* [YOUR GOAL]:
Check every line for the word "Temp" and give the number of lines where it occurs, nothing else.

* [ROWS]:

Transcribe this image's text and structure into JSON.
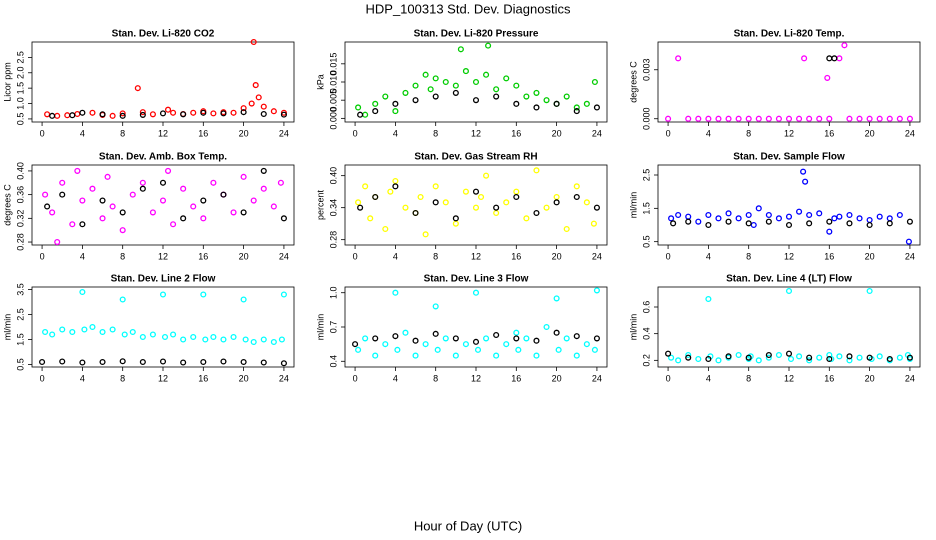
{
  "title": "HDP_100313  Std. Dev. Diagnostics",
  "xlabel": "Hour of Day (UTC)",
  "chart_data": [
    {
      "type": "scatter",
      "title": "Stan. Dev. Li-820 CO2",
      "ylabel": "Licor ppm",
      "xlim": [
        -1,
        25
      ],
      "xticks": [
        0,
        4,
        8,
        12,
        16,
        20,
        24
      ],
      "ylim": [
        0.4,
        3.0
      ],
      "yticks": [
        0.5,
        {
          "value": 1,
          "label": "1.0"
        },
        1.5,
        {
          "value": 2,
          "label": "2.0"
        },
        2.5
      ],
      "series": [
        {
          "color": "#ff0000",
          "x": [
            0.5,
            1.5,
            2.5,
            3.5,
            5,
            6,
            7,
            8,
            9.5,
            10,
            11,
            12.5,
            13,
            14,
            15,
            16,
            17,
            18,
            19,
            20,
            20.8,
            21,
            21.2,
            21.5,
            22,
            23,
            24
          ],
          "values": [
            0.65,
            0.6,
            0.62,
            0.66,
            0.7,
            0.63,
            0.6,
            0.68,
            1.5,
            0.72,
            0.65,
            0.8,
            0.7,
            0.66,
            0.7,
            0.75,
            0.68,
            0.72,
            0.7,
            0.85,
            1.0,
            3.0,
            1.6,
            1.2,
            0.9,
            0.75,
            0.7
          ]
        },
        {
          "color": "#000000",
          "x": [
            1,
            3,
            4,
            6,
            8,
            10,
            12,
            14,
            16,
            18,
            20,
            22,
            24
          ],
          "values": [
            0.6,
            0.62,
            0.7,
            0.65,
            0.6,
            0.63,
            0.68,
            0.65,
            0.7,
            0.68,
            0.72,
            0.66,
            0.64
          ]
        }
      ]
    },
    {
      "type": "scatter",
      "title": "Stan. Dev. Li-820 Pressure",
      "ylabel": "kPa",
      "xlim": [
        -1,
        25
      ],
      "xticks": [
        0,
        4,
        8,
        12,
        16,
        20,
        24
      ],
      "ylim": [
        -0.001,
        0.021
      ],
      "yticks": [
        {
          "value": 0,
          "label": "0.000"
        },
        0.005,
        {
          "value": 0.01,
          "label": "0.010"
        },
        0.015
      ],
      "series": [
        {
          "color": "#00cc00",
          "x": [
            0.3,
            1,
            2,
            3,
            4,
            5,
            6,
            7,
            7.5,
            8,
            9,
            10,
            10.5,
            11,
            12,
            13,
            13.2,
            14,
            15,
            16,
            17,
            18,
            19,
            20,
            21,
            22,
            23,
            23.8
          ],
          "values": [
            0.003,
            0.001,
            0.004,
            0.006,
            0.002,
            0.007,
            0.009,
            0.012,
            0.008,
            0.011,
            0.01,
            0.009,
            0.019,
            0.013,
            0.01,
            0.012,
            0.02,
            0.008,
            0.011,
            0.009,
            0.006,
            0.007,
            0.005,
            0.004,
            0.006,
            0.003,
            0.004,
            0.01
          ]
        },
        {
          "color": "#000000",
          "x": [
            0.5,
            2,
            4,
            6,
            8,
            10,
            12,
            14,
            16,
            18,
            20,
            22,
            24
          ],
          "values": [
            0.001,
            0.002,
            0.004,
            0.005,
            0.006,
            0.007,
            0.005,
            0.006,
            0.004,
            0.003,
            0.004,
            0.002,
            0.003
          ]
        }
      ]
    },
    {
      "type": "scatter",
      "title": "Stan. Dev. Li-820 Temp.",
      "ylabel": "degrees C",
      "xlim": [
        -1,
        25
      ],
      "xticks": [
        0,
        4,
        8,
        12,
        16,
        20,
        24
      ],
      "ylim": [
        -0.0002,
        0.0047
      ],
      "yticks": [
        {
          "value": 0,
          "label": "0.000"
        },
        0.003
      ],
      "series": [
        {
          "color": "#ff00ff",
          "x": [
            0,
            1,
            2,
            3,
            4,
            5,
            6,
            7,
            8,
            9,
            10,
            11,
            12,
            13,
            13.5,
            14,
            15,
            15.8,
            16,
            17,
            17.5,
            18,
            19,
            20,
            21,
            22,
            23,
            24
          ],
          "values": [
            0,
            0.0037,
            0,
            0,
            0,
            0,
            0,
            0,
            0,
            0,
            0,
            0,
            0,
            0,
            0.0037,
            0,
            0,
            0.0025,
            0,
            0.0037,
            0.0045,
            0,
            0,
            0,
            0,
            0,
            0,
            0
          ]
        },
        {
          "color": "#000000",
          "x": [
            16,
            16.5
          ],
          "values": [
            0.0037,
            0.0037
          ]
        }
      ]
    },
    {
      "type": "scatter",
      "title": "Stan. Dev. Amb. Box Temp.",
      "ylabel": "degrees C",
      "xlim": [
        -1,
        25
      ],
      "xticks": [
        0,
        4,
        8,
        12,
        16,
        20,
        24
      ],
      "ylim": [
        0.275,
        0.41
      ],
      "yticks": [
        0.28,
        0.32,
        0.36,
        {
          "value": 0.4,
          "label": "0.40"
        }
      ],
      "series": [
        {
          "color": "#ff00ff",
          "x": [
            0.3,
            1,
            1.5,
            2,
            3,
            3.5,
            4,
            5,
            6,
            6.5,
            7,
            8,
            9,
            10,
            11,
            12,
            12.5,
            13,
            14,
            15,
            16,
            17,
            18,
            19,
            20,
            21,
            22,
            23,
            23.7
          ],
          "values": [
            0.36,
            0.33,
            0.28,
            0.38,
            0.31,
            0.4,
            0.35,
            0.37,
            0.32,
            0.39,
            0.34,
            0.3,
            0.36,
            0.38,
            0.33,
            0.35,
            0.4,
            0.31,
            0.37,
            0.34,
            0.32,
            0.38,
            0.36,
            0.33,
            0.39,
            0.35,
            0.37,
            0.34,
            0.38
          ]
        },
        {
          "color": "#000000",
          "x": [
            0.5,
            2,
            4,
            6,
            8,
            10,
            12,
            14,
            16,
            18,
            20,
            22,
            24
          ],
          "values": [
            0.34,
            0.36,
            0.31,
            0.35,
            0.33,
            0.37,
            0.38,
            0.32,
            0.35,
            0.36,
            0.33,
            0.4,
            0.32
          ]
        }
      ]
    },
    {
      "type": "scatter",
      "title": "Stan. Dev. Gas Stream RH",
      "ylabel": "percent",
      "xlim": [
        -1,
        25
      ],
      "xticks": [
        0,
        4,
        8,
        12,
        16,
        20,
        24
      ],
      "ylim": [
        0.27,
        0.42
      ],
      "yticks": [
        0.28,
        0.34,
        {
          "value": 0.4,
          "label": "0.40"
        }
      ],
      "series": [
        {
          "color": "#ffff00",
          "x": [
            0.3,
            1,
            1.5,
            2,
            3,
            3.5,
            4,
            5,
            6,
            6.5,
            7,
            8,
            9,
            10,
            11,
            12,
            12.5,
            13,
            14,
            15,
            16,
            17,
            18,
            19,
            20,
            21,
            22,
            23,
            23.7
          ],
          "values": [
            0.35,
            0.38,
            0.32,
            0.36,
            0.3,
            0.37,
            0.39,
            0.34,
            0.33,
            0.36,
            0.29,
            0.38,
            0.35,
            0.31,
            0.37,
            0.34,
            0.36,
            0.4,
            0.33,
            0.35,
            0.37,
            0.32,
            0.41,
            0.34,
            0.36,
            0.3,
            0.38,
            0.35,
            0.31
          ]
        },
        {
          "color": "#000000",
          "x": [
            0.5,
            2,
            4,
            6,
            8,
            10,
            12,
            14,
            16,
            18,
            20,
            22,
            24
          ],
          "values": [
            0.34,
            0.36,
            0.38,
            0.33,
            0.35,
            0.32,
            0.37,
            0.34,
            0.36,
            0.33,
            0.35,
            0.36,
            0.34
          ]
        }
      ]
    },
    {
      "type": "scatter",
      "title": "Stan. Dev. Sample Flow",
      "ylabel": "ml/min",
      "xlim": [
        -1,
        25
      ],
      "xticks": [
        0,
        4,
        8,
        12,
        16,
        20,
        24
      ],
      "ylim": [
        0.4,
        2.8
      ],
      "yticks": [
        0.5,
        1.5,
        2.5
      ],
      "series": [
        {
          "color": "#0000ff",
          "x": [
            0.3,
            1,
            2,
            3,
            4,
            5,
            6,
            7,
            8,
            8.5,
            9,
            10,
            11,
            12,
            13,
            13.4,
            13.6,
            14,
            15,
            16,
            16.5,
            17,
            18,
            19,
            20,
            21,
            22,
            23,
            23.9
          ],
          "values": [
            1.2,
            1.3,
            1.25,
            1.1,
            1.3,
            1.2,
            1.35,
            1.2,
            1.3,
            1.0,
            1.5,
            1.3,
            1.2,
            1.25,
            1.4,
            2.6,
            2.3,
            1.3,
            1.35,
            0.8,
            1.2,
            1.25,
            1.3,
            1.2,
            1.15,
            1.25,
            1.2,
            1.3,
            0.5
          ]
        },
        {
          "color": "#000000",
          "x": [
            0.5,
            2,
            4,
            6,
            8,
            10,
            12,
            14,
            16,
            18,
            20,
            22,
            24
          ],
          "values": [
            1.05,
            1.1,
            1.0,
            1.1,
            1.05,
            1.1,
            1.0,
            1.05,
            1.1,
            1.05,
            1.0,
            1.05,
            1.1
          ]
        }
      ]
    },
    {
      "type": "scatter",
      "title": "Stan. Dev. Line 2 Flow",
      "ylabel": "ml/min",
      "xlim": [
        -1,
        25
      ],
      "xticks": [
        0,
        4,
        8,
        12,
        16,
        20,
        24
      ],
      "ylim": [
        0.4,
        3.6
      ],
      "yticks": [
        0.5,
        1.5,
        2.5,
        3.5
      ],
      "series": [
        {
          "color": "#00ffff",
          "x": [
            0.3,
            1,
            2,
            3,
            4,
            4.2,
            5,
            6,
            7,
            8,
            8.2,
            9,
            10,
            11,
            12,
            12.2,
            13,
            14,
            15,
            16,
            16.2,
            17,
            18,
            19,
            20,
            20.2,
            21,
            22,
            23,
            23.8,
            24
          ],
          "values": [
            1.8,
            1.7,
            1.9,
            1.8,
            3.4,
            1.9,
            2.0,
            1.8,
            1.9,
            3.1,
            1.7,
            1.8,
            1.6,
            1.7,
            3.3,
            1.6,
            1.7,
            1.5,
            1.6,
            3.3,
            1.5,
            1.6,
            1.5,
            1.6,
            3.1,
            1.5,
            1.4,
            1.5,
            1.4,
            1.5,
            3.3
          ]
        },
        {
          "color": "#000000",
          "x": [
            0,
            2,
            4,
            6,
            8,
            10,
            12,
            14,
            16,
            18,
            20,
            22,
            24
          ],
          "values": [
            0.6,
            0.62,
            0.58,
            0.6,
            0.63,
            0.6,
            0.62,
            0.58,
            0.6,
            0.62,
            0.6,
            0.58,
            0.55
          ]
        }
      ]
    },
    {
      "type": "scatter",
      "title": "Stan. Dev. Line 3 Flow",
      "ylabel": "ml/min",
      "xlim": [
        -1,
        25
      ],
      "xticks": [
        0,
        4,
        8,
        12,
        16,
        20,
        24
      ],
      "ylim": [
        0.35,
        1.05
      ],
      "yticks": [
        0.4,
        0.7,
        {
          "value": 1,
          "label": "1.0"
        }
      ],
      "series": [
        {
          "color": "#00ffff",
          "x": [
            0.3,
            1,
            2,
            3,
            4,
            4.2,
            5,
            6,
            7,
            8,
            8.2,
            9,
            10,
            11,
            12,
            12.2,
            13,
            14,
            15,
            16,
            16.2,
            17,
            18,
            19,
            20,
            20.2,
            21,
            22,
            23,
            23.8,
            24
          ],
          "values": [
            0.5,
            0.6,
            0.45,
            0.55,
            1.0,
            0.5,
            0.65,
            0.45,
            0.55,
            0.88,
            0.5,
            0.6,
            0.45,
            0.55,
            1.0,
            0.5,
            0.6,
            0.45,
            0.55,
            0.65,
            0.5,
            0.6,
            0.45,
            0.7,
            0.95,
            0.5,
            0.6,
            0.45,
            0.55,
            0.5,
            1.02
          ]
        },
        {
          "color": "#000000",
          "x": [
            0,
            2,
            4,
            6,
            8,
            10,
            12,
            14,
            16,
            18,
            20,
            22,
            24
          ],
          "values": [
            0.55,
            0.6,
            0.62,
            0.58,
            0.64,
            0.6,
            0.57,
            0.63,
            0.6,
            0.58,
            0.65,
            0.62,
            0.6
          ]
        }
      ]
    },
    {
      "type": "scatter",
      "title": "Stan. Dev. Line 4 (LT) Flow",
      "ylabel": "ml/min",
      "xlim": [
        -1,
        25
      ],
      "xticks": [
        0,
        4,
        8,
        12,
        16,
        20,
        24
      ],
      "ylim": [
        0.15,
        0.75
      ],
      "yticks": [
        0.2,
        0.4,
        0.6
      ],
      "series": [
        {
          "color": "#00ffff",
          "x": [
            0.3,
            1,
            2,
            3,
            4,
            4.2,
            5,
            6,
            7,
            8,
            8.2,
            9,
            10,
            11,
            12,
            12.2,
            13,
            14,
            15,
            16,
            16.2,
            17,
            18,
            19,
            20,
            20.2,
            21,
            22,
            23,
            23.8,
            24
          ],
          "values": [
            0.22,
            0.2,
            0.24,
            0.21,
            0.66,
            0.23,
            0.2,
            0.22,
            0.24,
            0.21,
            0.23,
            0.2,
            0.22,
            0.24,
            0.72,
            0.21,
            0.23,
            0.2,
            0.22,
            0.24,
            0.21,
            0.23,
            0.2,
            0.22,
            0.72,
            0.21,
            0.23,
            0.2,
            0.22,
            0.24,
            0.21
          ]
        },
        {
          "color": "#000000",
          "x": [
            0,
            2,
            4,
            6,
            8,
            10,
            12,
            14,
            16,
            18,
            20,
            22,
            24
          ],
          "values": [
            0.25,
            0.22,
            0.21,
            0.23,
            0.22,
            0.24,
            0.25,
            0.22,
            0.21,
            0.23,
            0.22,
            0.21,
            0.22
          ]
        }
      ]
    }
  ]
}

* [THE SOLUTION]:
2